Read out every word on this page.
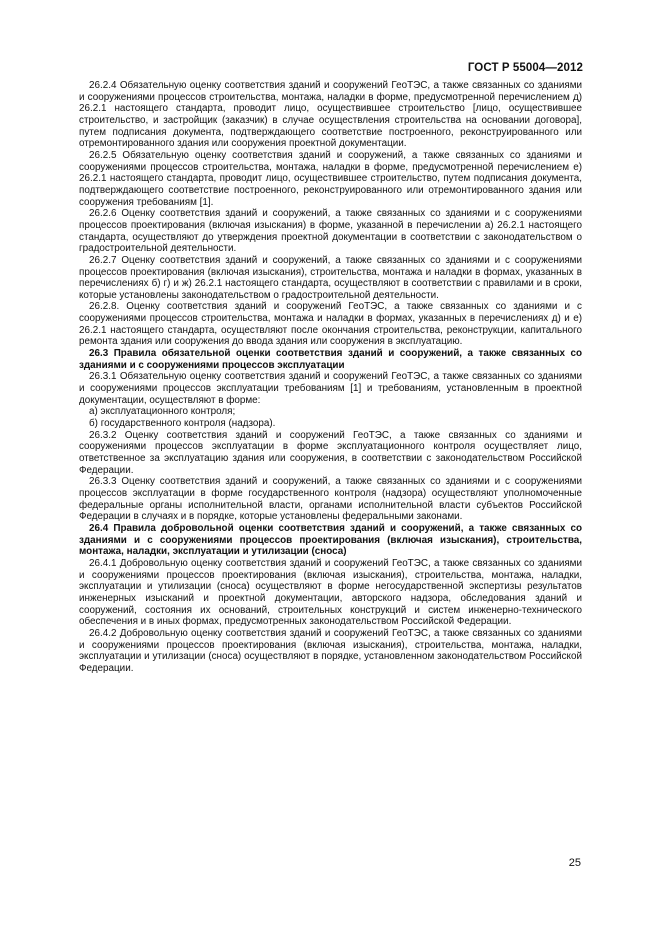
ГОСТ Р 55004—2012

26.2.4 Обязательную оценку соответствия зданий и сооружений ГеоТЭС, а также связанных со зданиями и сооружениями процессов строительства, монтажа, наладки в форме, предусмотренной перечислением д) 26.2.1 настоящего стандарта, проводит лицо, осуществившее строительство [лицо, осуществившее строительство, и застройщик (заказчик) в случае осуществления строительства на основании договора], путем подписания документа, подтверждающего соответствие построенного, реконструированного или отремонтированного здания или сооружения проектной документации.

26.2.5 Обязательную оценку соответствия зданий и сооружений, а также связанных со зданиями и сооружениями процессов строительства, монтажа, наладки в форме, предусмотренной перечислением е) 26.2.1 настоящего стандарта, проводит лицо, осуществившее строительство, путем подписания документа, подтверждающего соответствие построенного, реконструированного или отремонтированного здания или сооружения требованиям [1].

26.2.6 Оценку соответствия зданий и сооружений, а также связанных со зданиями и с сооружениями процессов проектирования (включая изыскания) в форме, указанной в перечислении а) 26.2.1 настоящего стандарта, осуществляют до утверждения проектной документации в соответствии с законодательством о градостроительной деятельности.

26.2.7 Оценку соответствия зданий и сооружений, а также связанных со зданиями и с сооружениями процессов проектирования (включая изыскания), строительства, монтажа и наладки в формах, указанных в перечислениях б) г) и ж) 26.2.1 настоящего стандарта, осуществляют в соответствии с правилами и в сроки, которые установлены законодательством о градостроительной деятельности.

26.2.8. Оценку соответствия зданий и сооружений ГеоТЭС, а также связанных со зданиями и с сооружениями процессов строительства, монтажа и наладки в формах, указанных в перечислениях д) и е) 26.2.1 настоящего стандарта, осуществляют после окончания строительства, реконструкции, капитального ремонта здания или сооружения до ввода здания или сооружения в эксплуатацию.

26.3 Правила обязательной оценки соответствия зданий и сооружений, а также связанных со зданиями и с сооружениями процессов эксплуатации

26.3.1 Обязательную оценку соответствия зданий и сооружений ГеоТЭС, а также связанных со зданиями и сооружениями процессов эксплуатации требованиям [1] и требованиям, установленным в проектной документации, осуществляют в форме:

а) эксплуатационного контроля;

б) государственного контроля (надзора).

26.3.2 Оценку соответствия зданий и сооружений ГеоТЭС, а также связанных со зданиями и сооружениями процессов эксплуатации в форме эксплуатационного контроля осуществляет лицо, ответственное за эксплуатацию здания или сооружения, в соответствии с законодательством Российской Федерации.

26.3.3 Оценку соответствия зданий и сооружений, а также связанных со зданиями и с сооружениями процессов эксплуатации в форме государственного контроля (надзора) осуществляют уполномоченные федеральные органы исполнительной власти, органами исполнительной власти субъектов Российской Федерации в случаях и в порядке, которые установлены федеральными законами.

26.4 Правила добровольной оценки соответствия зданий и сооружений, а также связанных со зданиями и с сооружениями процессов проектирования (включая изыскания), строительства, монтажа, наладки, эксплуатации и утилизации (сноса)

26.4.1 Добровольную оценку соответствия зданий и сооружений ГеоТЭС, а также связанных со зданиями и сооружениями процессов проектирования (включая изыскания), строительства, монтажа, наладки, эксплуатации и утилизации (сноса) осуществляют в форме негосударственной экспертизы результатов инженерных изысканий и проектной документации, авторского надзора, обследования зданий и сооружений, состояния их оснований, строительных конструкций и систем инженерно-технического обеспечения и в иных формах, предусмотренных законодательством Российской Федерации.

26.4.2 Добровольную оценку соответствия зданий и сооружений ГеоТЭС, а также связанных со зданиями и сооружениями процессов проектирования (включая изыскания), строительства, монтажа, наладки, эксплуатации и утилизации (сноса) осуществляют в порядке, установленном законодательством Российской Федерации.

25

:: What the task asks ::
Copy out the data above exactly, except the pictures.

:: Expected answer ::
Read out every word on this page.
ГОСТ Р 55004—2012

26.2.4 Обязательную оценку соответствия зданий и сооружений ГеоТЭС, а также связанных со зданиями и сооружениями процессов строительства, монтажа, наладки в форме, предусмотренной перечислением д) 26.2.1 настоящего стандарта, проводит лицо, осуществившее строительство [лицо, осуществившее строительство, и застройщик (заказчик) в случае осуществления строительства на основании договора], путем подписания документа, подтверждающего соответствие построенного, реконструированного или отремонтированного здания или сооружения проектной документации.

26.2.5 Обязательную оценку соответствия зданий и сооружений, а также связанных со зданиями и сооружениями процессов строительства, монтажа, наладки в форме, предусмотренной перечислением е) 26.2.1 настоящего стандарта, проводит лицо, осуществившее строительство, путем подписания документа, подтверждающего соответствие построенного, реконструированного или отремонтированного здания или сооружения требованиям [1].

26.2.6 Оценку соответствия зданий и сооружений, а также связанных со зданиями и с сооружениями процессов проектирования (включая изыскания) в форме, указанной в перечислении а) 26.2.1 настоящего стандарта, осуществляют до утверждения проектной документации в соответствии с законодательством о градостроительной деятельности.

26.2.7 Оценку соответствия зданий и сооружений, а также связанных со зданиями и с сооружениями процессов проектирования (включая изыскания), строительства, монтажа и наладки в формах, указанных в перечислениях б) г) и ж) 26.2.1 настоящего стандарта, осуществляют в соответствии с правилами и в сроки, которые установлены законодательством о градостроительной деятельности.

26.2.8. Оценку соответствия зданий и сооружений ГеоТЭС, а также связанных со зданиями и с сооружениями процессов строительства, монтажа и наладки в формах, указанных в перечислениях д) и е) 26.2.1 настоящего стандарта, осуществляют после окончания строительства, реконструкции, капитального ремонта здания или сооружения до ввода здания или сооружения в эксплуатацию.

26.3 Правила обязательной оценки соответствия зданий и сооружений, а также связанных со зданиями и с сооружениями процессов эксплуатации

26.3.1 Обязательную оценку соответствия зданий и сооружений ГеоТЭС, а также связанных со зданиями и сооружениями процессов эксплуатации требованиям [1] и требованиям, установленным в проектной документации, осуществляют в форме:

а) эксплуатационного контроля;

б) государственного контроля (надзора).

26.3.2 Оценку соответствия зданий и сооружений ГеоТЭС, а также связанных со зданиями и сооружениями процессов эксплуатации в форме эксплуатационного контроля осуществляет лицо, ответственное за эксплуатацию здания или сооружения, в соответствии с законодательством Российской Федерации.

26.3.3 Оценку соответствия зданий и сооружений, а также связанных со зданиями и с сооружениями процессов эксплуатации в форме государственного контроля (надзора) осуществляют уполномоченные федеральные органы исполнительной власти, органами исполнительной власти субъектов Российской Федерации в случаях и в порядке, которые установлены федеральными законами.

26.4 Правила добровольной оценки соответствия зданий и сооружений, а также связанных со зданиями и с сооружениями процессов проектирования (включая изыскания), строительства, монтажа, наладки, эксплуатации и утилизации (сноса)

26.4.1 Добровольную оценку соответствия зданий и сооружений ГеоТЭС, а также связанных со зданиями и сооружениями процессов проектирования (включая изыскания), строительства, монтажа, наладки, эксплуатации и утилизации (сноса) осуществляют в форме негосударственной экспертизы результатов инженерных изысканий и проектной документации, авторского надзора, обследования зданий и сооружений, состояния их оснований, строительных конструкций и систем инженерно-технического обеспечения и в иных формах, предусмотренных законодательством Российской Федерации.

26.4.2 Добровольную оценку соответствия зданий и сооружений ГеоТЭС, а также связанных со зданиями и сооружениями процессов проектирования (включая изыскания), строительства, монтажа, наладки, эксплуатации и утилизации (сноса) осуществляют в порядке, установленном законодательством Российской Федерации.

25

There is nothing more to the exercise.